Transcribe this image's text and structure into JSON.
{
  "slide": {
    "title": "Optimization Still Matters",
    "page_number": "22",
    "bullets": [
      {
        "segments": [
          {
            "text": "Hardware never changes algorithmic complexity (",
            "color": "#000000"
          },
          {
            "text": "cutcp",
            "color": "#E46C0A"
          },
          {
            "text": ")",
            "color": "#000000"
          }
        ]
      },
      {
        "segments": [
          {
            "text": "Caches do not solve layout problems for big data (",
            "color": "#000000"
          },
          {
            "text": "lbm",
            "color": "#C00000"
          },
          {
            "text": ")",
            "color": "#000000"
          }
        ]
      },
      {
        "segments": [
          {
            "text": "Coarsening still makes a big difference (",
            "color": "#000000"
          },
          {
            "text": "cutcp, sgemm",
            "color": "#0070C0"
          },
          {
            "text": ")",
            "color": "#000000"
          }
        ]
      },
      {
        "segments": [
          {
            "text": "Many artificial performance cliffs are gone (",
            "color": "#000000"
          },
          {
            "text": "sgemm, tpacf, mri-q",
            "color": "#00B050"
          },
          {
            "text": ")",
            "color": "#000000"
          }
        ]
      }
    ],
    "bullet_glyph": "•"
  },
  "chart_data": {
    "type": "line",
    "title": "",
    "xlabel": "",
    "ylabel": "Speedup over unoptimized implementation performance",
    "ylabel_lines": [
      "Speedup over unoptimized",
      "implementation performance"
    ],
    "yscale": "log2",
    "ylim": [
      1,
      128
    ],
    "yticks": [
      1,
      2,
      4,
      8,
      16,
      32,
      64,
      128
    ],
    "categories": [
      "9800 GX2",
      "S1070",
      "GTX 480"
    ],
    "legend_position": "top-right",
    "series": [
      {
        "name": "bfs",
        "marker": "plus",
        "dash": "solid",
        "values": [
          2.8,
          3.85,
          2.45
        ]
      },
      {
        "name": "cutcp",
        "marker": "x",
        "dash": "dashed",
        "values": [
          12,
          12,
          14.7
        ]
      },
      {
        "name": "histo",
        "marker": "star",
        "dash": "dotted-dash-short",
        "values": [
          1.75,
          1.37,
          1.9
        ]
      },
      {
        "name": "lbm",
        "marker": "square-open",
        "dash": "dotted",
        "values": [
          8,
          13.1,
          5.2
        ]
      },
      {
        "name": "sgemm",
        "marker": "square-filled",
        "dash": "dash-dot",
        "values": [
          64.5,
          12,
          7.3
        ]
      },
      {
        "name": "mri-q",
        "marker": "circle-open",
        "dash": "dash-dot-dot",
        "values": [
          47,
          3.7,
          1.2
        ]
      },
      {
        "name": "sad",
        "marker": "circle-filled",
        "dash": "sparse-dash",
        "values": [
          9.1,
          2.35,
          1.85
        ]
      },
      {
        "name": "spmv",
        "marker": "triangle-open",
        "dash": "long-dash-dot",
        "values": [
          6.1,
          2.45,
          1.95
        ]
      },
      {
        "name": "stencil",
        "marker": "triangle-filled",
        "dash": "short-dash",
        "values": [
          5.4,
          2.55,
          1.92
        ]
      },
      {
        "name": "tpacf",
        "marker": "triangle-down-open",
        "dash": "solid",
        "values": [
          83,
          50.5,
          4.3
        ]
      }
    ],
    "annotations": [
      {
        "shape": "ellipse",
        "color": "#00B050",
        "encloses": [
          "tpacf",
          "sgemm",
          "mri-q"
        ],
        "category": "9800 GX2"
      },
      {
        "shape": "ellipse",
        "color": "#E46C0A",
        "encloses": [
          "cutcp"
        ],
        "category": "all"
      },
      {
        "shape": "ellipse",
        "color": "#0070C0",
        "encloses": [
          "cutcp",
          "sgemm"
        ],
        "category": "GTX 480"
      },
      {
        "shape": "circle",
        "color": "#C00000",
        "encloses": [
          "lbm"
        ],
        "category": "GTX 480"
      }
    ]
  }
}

**WRITTEN PROBLEM**
Each record must be repeated exactly as it is.

**RESULT**
Transcribe this image's text and structure into JSON.
{
  "slide": {
    "title": "Optimization Still Matters",
    "page_number": "22",
    "bullets": [
      {
        "segments": [
          {
            "text": "Hardware never changes algorithmic complexity (",
            "color": "#000000"
          },
          {
            "text": "cutcp",
            "color": "#E46C0A"
          },
          {
            "text": ")",
            "color": "#000000"
          }
        ]
      },
      {
        "segments": [
          {
            "text": "Caches do not solve layout problems for big data (",
            "color": "#000000"
          },
          {
            "text": "lbm",
            "color": "#C00000"
          },
          {
            "text": ")",
            "color": "#000000"
          }
        ]
      },
      {
        "segments": [
          {
            "text": "Coarsening still makes a big difference (",
            "color": "#000000"
          },
          {
            "text": "cutcp, sgemm",
            "color": "#0070C0"
          },
          {
            "text": ")",
            "color": "#000000"
          }
        ]
      },
      {
        "segments": [
          {
            "text": "Many artificial performance cliffs are gone (",
            "color": "#000000"
          },
          {
            "text": "sgemm, tpacf, mri-q",
            "color": "#00B050"
          },
          {
            "text": ")",
            "color": "#000000"
          }
        ]
      }
    ],
    "bullet_glyph": "•"
  },
  "chart_data": {
    "type": "line",
    "title": "",
    "xlabel": "",
    "ylabel": "Speedup over unoptimized implementation performance",
    "ylabel_lines": [
      "Speedup over unoptimized",
      "implementation performance"
    ],
    "yscale": "log2",
    "ylim": [
      1,
      128
    ],
    "yticks": [
      1,
      2,
      4,
      8,
      16,
      32,
      64,
      128
    ],
    "categories": [
      "9800 GX2",
      "S1070",
      "GTX 480"
    ],
    "legend_position": "top-right",
    "series": [
      {
        "name": "bfs",
        "marker": "plus",
        "dash": "solid",
        "values": [
          2.8,
          3.85,
          2.45
        ]
      },
      {
        "name": "cutcp",
        "marker": "x",
        "dash": "dashed",
        "values": [
          12,
          12,
          14.7
        ]
      },
      {
        "name": "histo",
        "marker": "star",
        "dash": "dotted-dash-short",
        "values": [
          1.75,
          1.37,
          1.9
        ]
      },
      {
        "name": "lbm",
        "marker": "square-open",
        "dash": "dotted",
        "values": [
          8,
          13.1,
          5.2
        ]
      },
      {
        "name": "sgemm",
        "marker": "square-filled",
        "dash": "dash-dot",
        "values": [
          64.5,
          12,
          7.3
        ]
      },
      {
        "name": "mri-q",
        "marker": "circle-open",
        "dash": "dash-dot-dot",
        "values": [
          47,
          3.7,
          1.2
        ]
      },
      {
        "name": "sad",
        "marker": "circle-filled",
        "dash": "sparse-dash",
        "values": [
          9.1,
          2.35,
          1.85
        ]
      },
      {
        "name": "spmv",
        "marker": "triangle-open",
        "dash": "long-dash-dot",
        "values": [
          6.1,
          2.45,
          1.95
        ]
      },
      {
        "name": "stencil",
        "marker": "triangle-filled",
        "dash": "short-dash",
        "values": [
          5.4,
          2.55,
          1.92
        ]
      },
      {
        "name": "tpacf",
        "marker": "triangle-down-open",
        "dash": "solid",
        "values": [
          83,
          50.5,
          4.3
        ]
      }
    ],
    "annotations": [
      {
        "shape": "ellipse",
        "color": "#00B050",
        "encloses": [
          "tpacf",
          "sgemm",
          "mri-q"
        ],
        "category": "9800 GX2"
      },
      {
        "shape": "ellipse",
        "color": "#E46C0A",
        "encloses": [
          "cutcp"
        ],
        "category": "all"
      },
      {
        "shape": "ellipse",
        "color": "#0070C0",
        "encloses": [
          "cutcp",
          "sgemm"
        ],
        "category": "GTX 480"
      },
      {
        "shape": "circle",
        "color": "#C00000",
        "encloses": [
          "lbm"
        ],
        "category": "GTX 480"
      }
    ]
  }
}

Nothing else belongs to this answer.